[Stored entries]
* begin *

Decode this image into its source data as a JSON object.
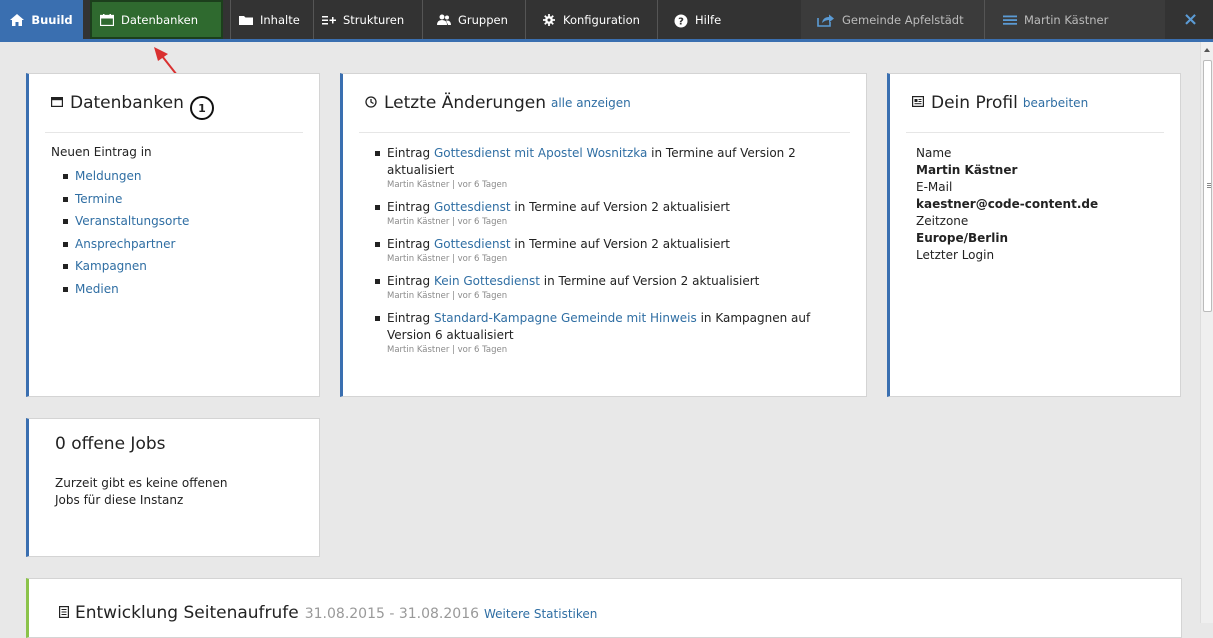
{
  "nav": {
    "brand": "Buuild",
    "items": [
      {
        "label": "Datenbanken",
        "icon": "calendar-icon"
      },
      {
        "label": "Inhalte",
        "icon": "folder-icon"
      },
      {
        "label": "Strukturen",
        "icon": "list-add-icon"
      },
      {
        "label": "Gruppen",
        "icon": "users-icon"
      },
      {
        "label": "Konfiguration",
        "icon": "gear-icon"
      },
      {
        "label": "Hilfe",
        "icon": "help-icon"
      }
    ],
    "site": "Gemeinde Apfelstädt",
    "user": "Martin Kästner",
    "close": "×",
    "accent_color": "#3a6fb0",
    "highlight_color": "#2f6a2f"
  },
  "annotation": {
    "number": "1",
    "arrow_color": "#d93030"
  },
  "databases": {
    "title": "Datenbanken",
    "intro": "Neuen Eintrag in",
    "items": [
      "Meldungen",
      "Termine",
      "Veranstaltungsorte",
      "Ansprechpartner",
      "Kampagnen",
      "Medien"
    ]
  },
  "changes": {
    "title": "Letzte Änderungen",
    "link": "alle anzeigen",
    "items": [
      {
        "pre": "Eintrag ",
        "link": "Gottesdienst mit Apostel Wosnitzka",
        "post": " in Termine auf Version 2 aktualisiert",
        "meta": "Martin Kästner | vor 6 Tagen"
      },
      {
        "pre": "Eintrag ",
        "link": "Gottesdienst",
        "post": " in Termine auf Version 2 aktualisiert",
        "meta": "Martin Kästner | vor 6 Tagen"
      },
      {
        "pre": "Eintrag ",
        "link": "Gottesdienst",
        "post": " in Termine auf Version 2 aktualisiert",
        "meta": "Martin Kästner | vor 6 Tagen"
      },
      {
        "pre": "Eintrag ",
        "link": "Kein Gottesdienst",
        "post": " in Termine auf Version 2 aktualisiert",
        "meta": "Martin Kästner | vor 6 Tagen"
      },
      {
        "pre": "Eintrag ",
        "link": "Standard-Kampagne Gemeinde mit Hinweis",
        "post": " in Kampagnen auf Version 6 aktualisiert",
        "meta": "Martin Kästner | vor 6 Tagen"
      }
    ]
  },
  "profile": {
    "title": "Dein Profil",
    "edit": "bearbeiten",
    "name_label": "Name",
    "name": "Martin Kästner",
    "email_label": "E-Mail",
    "email": "kaestner@code-content.de",
    "tz_label": "Zeitzone",
    "tz": "Europe/Berlin",
    "login_label": "Letzter Login"
  },
  "jobs": {
    "title": "0 offene Jobs",
    "text": "Zurzeit gibt es keine offenen Jobs für diese Instanz"
  },
  "stats": {
    "title": "Entwicklung Seitenaufrufe",
    "range": "31.08.2015 - 31.08.2016",
    "link": "Weitere Statistiken"
  }
}
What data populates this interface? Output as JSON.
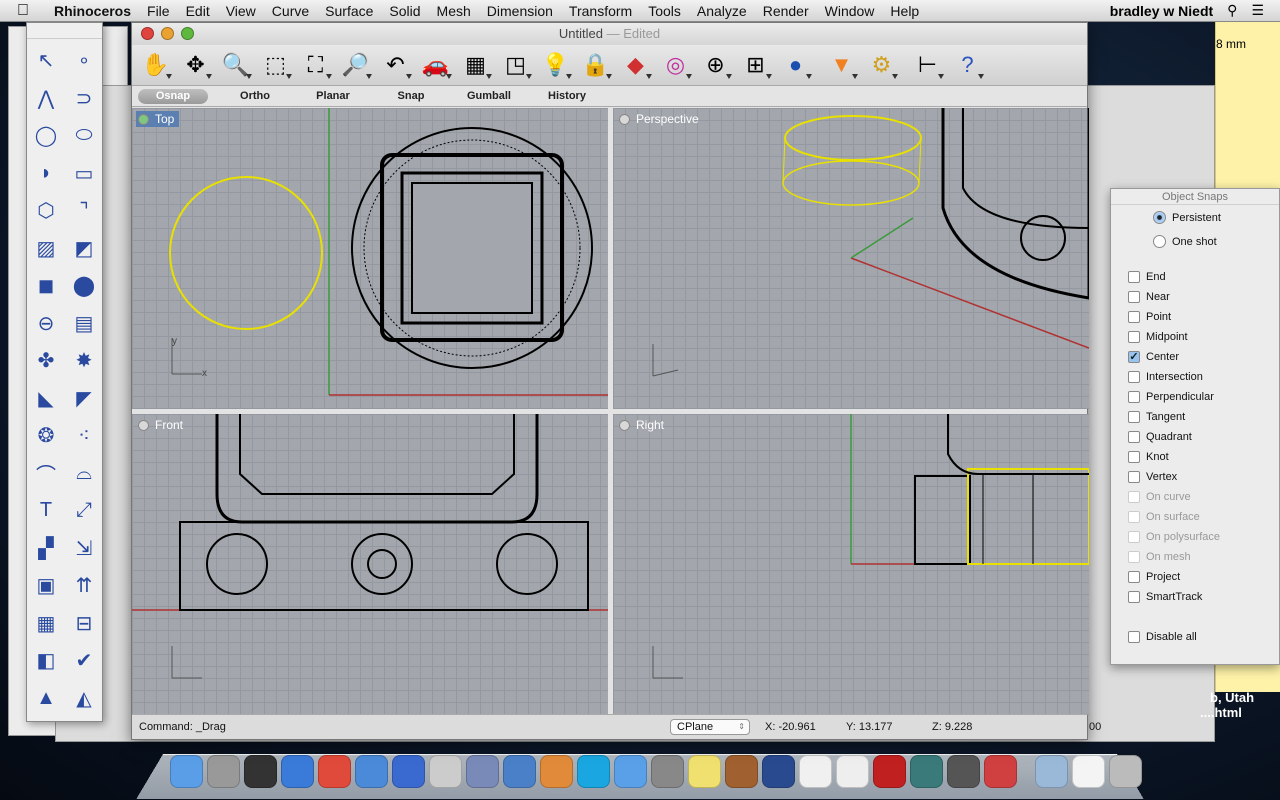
{
  "menubar": {
    "app": "Rhinoceros",
    "items": [
      "File",
      "Edit",
      "View",
      "Curve",
      "Surface",
      "Solid",
      "Mesh",
      "Dimension",
      "Transform",
      "Tools",
      "Analyze",
      "Render",
      "Window",
      "Help"
    ],
    "user": "bradley w Niedt"
  },
  "window": {
    "title": "Untitled",
    "edited": "— Edited"
  },
  "toolbar": {
    "icons": [
      "pan-icon",
      "rotate-view-icon",
      "zoom-in-icon",
      "zoom-window-icon",
      "zoom-extents-icon",
      "zoom-selected-icon",
      "undo-view-icon",
      "car-icon",
      "grid-plane-icon",
      "gumball-icon",
      "light-bulb-icon",
      "lock-icon",
      "layer-icon",
      "color-wheel-icon",
      "wireframe-sphere-icon",
      "grid-sphere-icon",
      "render-sphere-icon",
      "cone-icon",
      "gear-icon",
      "dimension-icon",
      "help-icon"
    ]
  },
  "tabs": [
    {
      "label": "Osnap",
      "active": true
    },
    {
      "label": "Ortho"
    },
    {
      "label": "Planar"
    },
    {
      "label": "Snap"
    },
    {
      "label": "Gumball"
    },
    {
      "label": "History"
    }
  ],
  "viewports": {
    "top": "Top",
    "perspective": "Perspective",
    "front": "Front",
    "right": "Right"
  },
  "status": {
    "command": "Command: _Drag",
    "cplane": "CPlane",
    "x": "X: -20.961",
    "y": "Y: 13.177",
    "z": "Z: 9.228",
    "extra": "00"
  },
  "osnap": {
    "title": "Object Snaps",
    "mode": [
      {
        "label": "Persistent",
        "on": true
      },
      {
        "label": "One shot",
        "on": false
      }
    ],
    "items": [
      {
        "label": "End"
      },
      {
        "label": "Near"
      },
      {
        "label": "Point"
      },
      {
        "label": "Midpoint"
      },
      {
        "label": "Center",
        "checked": true
      },
      {
        "label": "Intersection"
      },
      {
        "label": "Perpendicular"
      },
      {
        "label": "Tangent"
      },
      {
        "label": "Quadrant"
      },
      {
        "label": "Knot"
      },
      {
        "label": "Vertex"
      },
      {
        "label": "On curve",
        "disabled": true
      },
      {
        "label": "On surface",
        "disabled": true
      },
      {
        "label": "On polysurface",
        "disabled": true
      },
      {
        "label": "On mesh",
        "disabled": true
      },
      {
        "label": "Project"
      },
      {
        "label": "SmartTrack"
      }
    ],
    "disable_all": "Disable all"
  },
  "note": {
    "text": "8 mm"
  },
  "desktop": {
    "line1": "b, Utah",
    "line2": "....html"
  },
  "colors": {
    "selection": "#e8e000",
    "x_axis": "#b03030",
    "y_axis": "#30a030"
  }
}
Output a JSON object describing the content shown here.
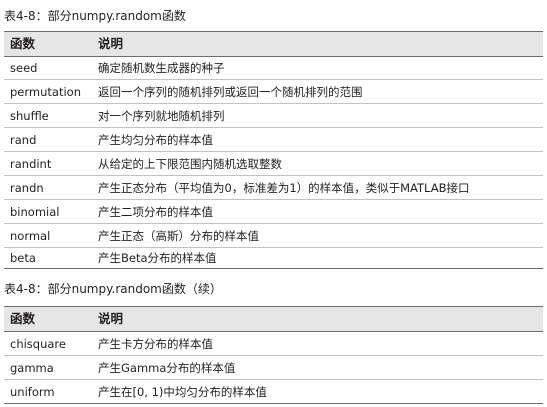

* end *

[To be done] Copy all of the entries verbatim, leaving out any pictures they contain.

[Output]
Decode this image into its source data as a JSON object.
{
  "nav": {
    "brand": "Buuild",
    "items": [
      {
        "label": "Datenbanken",
        "icon": "calendar-icon"
      },
      {
        "label": "Inhalte",
        "icon": "folder-icon"
      },
      {
        "label": "Strukturen",
        "icon": "list-add-icon"
      },
      {
        "label": "Gruppen",
        "icon": "users-icon"
      },
      {
        "label": "Konfiguration",
        "icon": "gear-icon"
      },
      {
        "label": "Hilfe",
        "icon": "help-icon"
      }
    ],
    "site": "Gemeinde Apfelstädt",
    "user": "Martin Kästner",
    "close": "×",
    "accent_color": "#3a6fb0",
    "highlight_color": "#2f6a2f"
  },
  "annotation": {
    "number": "1",
    "arrow_color": "#d93030"
  },
  "databases": {
    "title": "Datenbanken",
    "intro": "Neuen Eintrag in",
    "items": [
      "Meldungen",
      "Termine",
      "Veranstaltungsorte",
      "Ansprechpartner",
      "Kampagnen",
      "Medien"
    ]
  },
  "changes": {
    "title": "Letzte Änderungen",
    "link": "alle anzeigen",
    "items": [
      {
        "pre": "Eintrag ",
        "link": "Gottesdienst mit Apostel Wosnitzka",
        "post": " in Termine auf Version 2 aktualisiert",
        "meta": "Martin Kästner | vor 6 Tagen"
      },
      {
        "pre": "Eintrag ",
        "link": "Gottesdienst",
        "post": " in Termine auf Version 2 aktualisiert",
        "meta": "Martin Kästner | vor 6 Tagen"
      },
      {
        "pre": "Eintrag ",
        "link": "Gottesdienst",
        "post": " in Termine auf Version 2 aktualisiert",
        "meta": "Martin Kästner | vor 6 Tagen"
      },
      {
        "pre": "Eintrag ",
        "link": "Kein Gottesdienst",
        "post": " in Termine auf Version 2 aktualisiert",
        "meta": "Martin Kästner | vor 6 Tagen"
      },
      {
        "pre": "Eintrag ",
        "link": "Standard-Kampagne Gemeinde mit Hinweis",
        "post": " in Kampagnen auf Version 6 aktualisiert",
        "meta": "Martin Kästner | vor 6 Tagen"
      }
    ]
  },
  "profile": {
    "title": "Dein Profil",
    "edit": "bearbeiten",
    "name_label": "Name",
    "name": "Martin Kästner",
    "email_label": "E-Mail",
    "email": "kaestner@code-content.de",
    "tz_label": "Zeitzone",
    "tz": "Europe/Berlin",
    "login_label": "Letzter Login"
  },
  "jobs": {
    "title": "0 offene Jobs",
    "text": "Zurzeit gibt es keine offenen Jobs für diese Instanz"
  },
  "stats": {
    "title": "Entwicklung Seitenaufrufe",
    "range": "31.08.2015 - 31.08.2016",
    "link": "Weitere Statistiken"
  }
}
What data populates this interface? Output as JSON.
{
  "menubar": {
    "app": "Rhinoceros",
    "items": [
      "File",
      "Edit",
      "View",
      "Curve",
      "Surface",
      "Solid",
      "Mesh",
      "Dimension",
      "Transform",
      "Tools",
      "Analyze",
      "Render",
      "Window",
      "Help"
    ],
    "user": "bradley w Niedt"
  },
  "window": {
    "title": "Untitled",
    "edited": "— Edited"
  },
  "toolbar": {
    "icons": [
      "pan-icon",
      "rotate-view-icon",
      "zoom-in-icon",
      "zoom-window-icon",
      "zoom-extents-icon",
      "zoom-selected-icon",
      "undo-view-icon",
      "car-icon",
      "grid-plane-icon",
      "gumball-icon",
      "light-bulb-icon",
      "lock-icon",
      "layer-icon",
      "color-wheel-icon",
      "wireframe-sphere-icon",
      "grid-sphere-icon",
      "render-sphere-icon",
      "cone-icon",
      "gear-icon",
      "dimension-icon",
      "help-icon"
    ]
  },
  "tabs": [
    {
      "label": "Osnap",
      "active": true
    },
    {
      "label": "Ortho"
    },
    {
      "label": "Planar"
    },
    {
      "label": "Snap"
    },
    {
      "label": "Gumball"
    },
    {
      "label": "History"
    }
  ],
  "viewports": {
    "top": "Top",
    "perspective": "Perspective",
    "front": "Front",
    "right": "Right"
  },
  "status": {
    "command": "Command: _Drag",
    "cplane": "CPlane",
    "x": "X: -20.961",
    "y": "Y: 13.177",
    "z": "Z: 9.228",
    "extra": "00"
  },
  "osnap": {
    "title": "Object Snaps",
    "mode": [
      {
        "label": "Persistent",
        "on": true
      },
      {
        "label": "One shot",
        "on": false
      }
    ],
    "items": [
      {
        "label": "End"
      },
      {
        "label": "Near"
      },
      {
        "label": "Point"
      },
      {
        "label": "Midpoint"
      },
      {
        "label": "Center",
        "checked": true
      },
      {
        "label": "Intersection"
      },
      {
        "label": "Perpendicular"
      },
      {
        "label": "Tangent"
      },
      {
        "label": "Quadrant"
      },
      {
        "label": "Knot"
      },
      {
        "label": "Vertex"
      },
      {
        "label": "On curve",
        "disabled": true
      },
      {
        "label": "On surface",
        "disabled": true
      },
      {
        "label": "On polysurface",
        "disabled": true
      },
      {
        "label": "On mesh",
        "disabled": true
      },
      {
        "label": "Project"
      },
      {
        "label": "SmartTrack"
      }
    ],
    "disable_all": "Disable all"
  },
  "note": {
    "text": "8 mm"
  },
  "desktop": {
    "line1": "b, Utah",
    "line2": "....html"
  },
  "colors": {
    "selection": "#e8e000",
    "x_axis": "#b03030",
    "y_axis": "#30a030"
  }
}
Output a JSON object describing the content shown here.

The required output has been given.